Data records
--- Begin ---

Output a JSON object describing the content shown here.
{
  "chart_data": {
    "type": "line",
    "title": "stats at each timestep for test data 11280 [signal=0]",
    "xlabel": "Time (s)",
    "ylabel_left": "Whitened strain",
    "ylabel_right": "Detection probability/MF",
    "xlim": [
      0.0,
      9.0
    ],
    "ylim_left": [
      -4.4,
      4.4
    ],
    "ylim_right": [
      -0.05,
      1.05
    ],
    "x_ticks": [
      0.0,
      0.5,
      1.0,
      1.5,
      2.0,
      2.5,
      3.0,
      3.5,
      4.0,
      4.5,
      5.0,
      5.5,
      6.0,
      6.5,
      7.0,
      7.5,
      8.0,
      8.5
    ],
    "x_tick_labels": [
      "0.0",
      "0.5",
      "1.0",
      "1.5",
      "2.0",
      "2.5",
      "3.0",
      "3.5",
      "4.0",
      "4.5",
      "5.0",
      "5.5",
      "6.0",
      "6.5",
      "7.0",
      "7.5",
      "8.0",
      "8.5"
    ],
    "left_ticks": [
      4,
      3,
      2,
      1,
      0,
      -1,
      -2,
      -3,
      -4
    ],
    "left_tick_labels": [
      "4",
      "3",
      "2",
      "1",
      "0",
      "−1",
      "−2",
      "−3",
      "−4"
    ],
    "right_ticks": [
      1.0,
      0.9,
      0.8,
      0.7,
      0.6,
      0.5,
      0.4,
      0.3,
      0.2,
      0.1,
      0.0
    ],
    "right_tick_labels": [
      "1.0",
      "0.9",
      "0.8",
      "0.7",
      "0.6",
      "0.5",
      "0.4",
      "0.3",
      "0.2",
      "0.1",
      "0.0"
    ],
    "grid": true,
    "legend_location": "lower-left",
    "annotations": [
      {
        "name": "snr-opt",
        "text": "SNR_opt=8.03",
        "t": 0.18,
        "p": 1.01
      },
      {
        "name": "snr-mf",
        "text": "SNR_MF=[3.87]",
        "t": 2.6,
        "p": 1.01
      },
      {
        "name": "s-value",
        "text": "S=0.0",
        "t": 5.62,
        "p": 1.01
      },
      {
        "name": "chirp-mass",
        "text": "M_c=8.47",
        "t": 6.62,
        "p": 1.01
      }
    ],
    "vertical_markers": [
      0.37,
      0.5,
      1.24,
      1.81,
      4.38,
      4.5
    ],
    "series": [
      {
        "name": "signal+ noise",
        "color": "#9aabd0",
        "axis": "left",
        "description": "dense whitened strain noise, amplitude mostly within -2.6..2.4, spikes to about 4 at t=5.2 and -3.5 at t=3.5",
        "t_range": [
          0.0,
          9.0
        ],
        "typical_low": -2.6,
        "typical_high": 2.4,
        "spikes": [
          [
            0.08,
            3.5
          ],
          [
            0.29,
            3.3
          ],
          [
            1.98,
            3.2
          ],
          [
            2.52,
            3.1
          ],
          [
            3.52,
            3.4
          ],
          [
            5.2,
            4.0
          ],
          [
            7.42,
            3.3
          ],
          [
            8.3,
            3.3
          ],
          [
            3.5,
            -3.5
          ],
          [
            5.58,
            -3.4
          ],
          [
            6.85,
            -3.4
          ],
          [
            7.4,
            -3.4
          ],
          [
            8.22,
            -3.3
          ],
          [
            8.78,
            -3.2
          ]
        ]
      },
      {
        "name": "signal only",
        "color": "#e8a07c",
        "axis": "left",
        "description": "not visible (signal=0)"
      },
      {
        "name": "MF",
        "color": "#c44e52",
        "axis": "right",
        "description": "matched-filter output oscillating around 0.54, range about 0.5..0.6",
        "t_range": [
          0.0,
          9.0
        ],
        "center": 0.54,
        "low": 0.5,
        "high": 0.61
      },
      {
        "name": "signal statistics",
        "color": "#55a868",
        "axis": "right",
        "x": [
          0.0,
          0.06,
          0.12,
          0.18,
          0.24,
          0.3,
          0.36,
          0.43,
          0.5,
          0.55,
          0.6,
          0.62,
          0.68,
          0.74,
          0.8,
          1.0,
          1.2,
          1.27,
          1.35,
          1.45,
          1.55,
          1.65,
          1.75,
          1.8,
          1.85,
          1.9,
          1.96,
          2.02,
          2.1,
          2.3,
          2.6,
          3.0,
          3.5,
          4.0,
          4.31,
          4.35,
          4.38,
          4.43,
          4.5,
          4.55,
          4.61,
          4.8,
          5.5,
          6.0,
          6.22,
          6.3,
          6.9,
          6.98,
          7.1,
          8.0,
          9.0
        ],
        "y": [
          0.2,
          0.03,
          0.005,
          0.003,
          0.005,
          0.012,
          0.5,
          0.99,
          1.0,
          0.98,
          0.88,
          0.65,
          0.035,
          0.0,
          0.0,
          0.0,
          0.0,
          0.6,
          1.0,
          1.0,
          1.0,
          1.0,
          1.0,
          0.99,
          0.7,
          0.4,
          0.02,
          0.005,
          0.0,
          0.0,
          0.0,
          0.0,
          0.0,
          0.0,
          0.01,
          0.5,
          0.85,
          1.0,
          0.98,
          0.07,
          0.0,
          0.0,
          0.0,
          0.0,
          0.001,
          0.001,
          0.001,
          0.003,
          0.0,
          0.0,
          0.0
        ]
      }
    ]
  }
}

--- End ---

▸ Your goal
Copy out all lines above that include the string "about".

▸ Response to the exercise
        "description": "dense whitened strain noise, amplitude mostly within -2.6..2.4, spikes to about 4 at t=5.2 and -3.5 at t=3.5",
        "description": "matched-filter output oscillating around 0.54, range about 0.5..0.6",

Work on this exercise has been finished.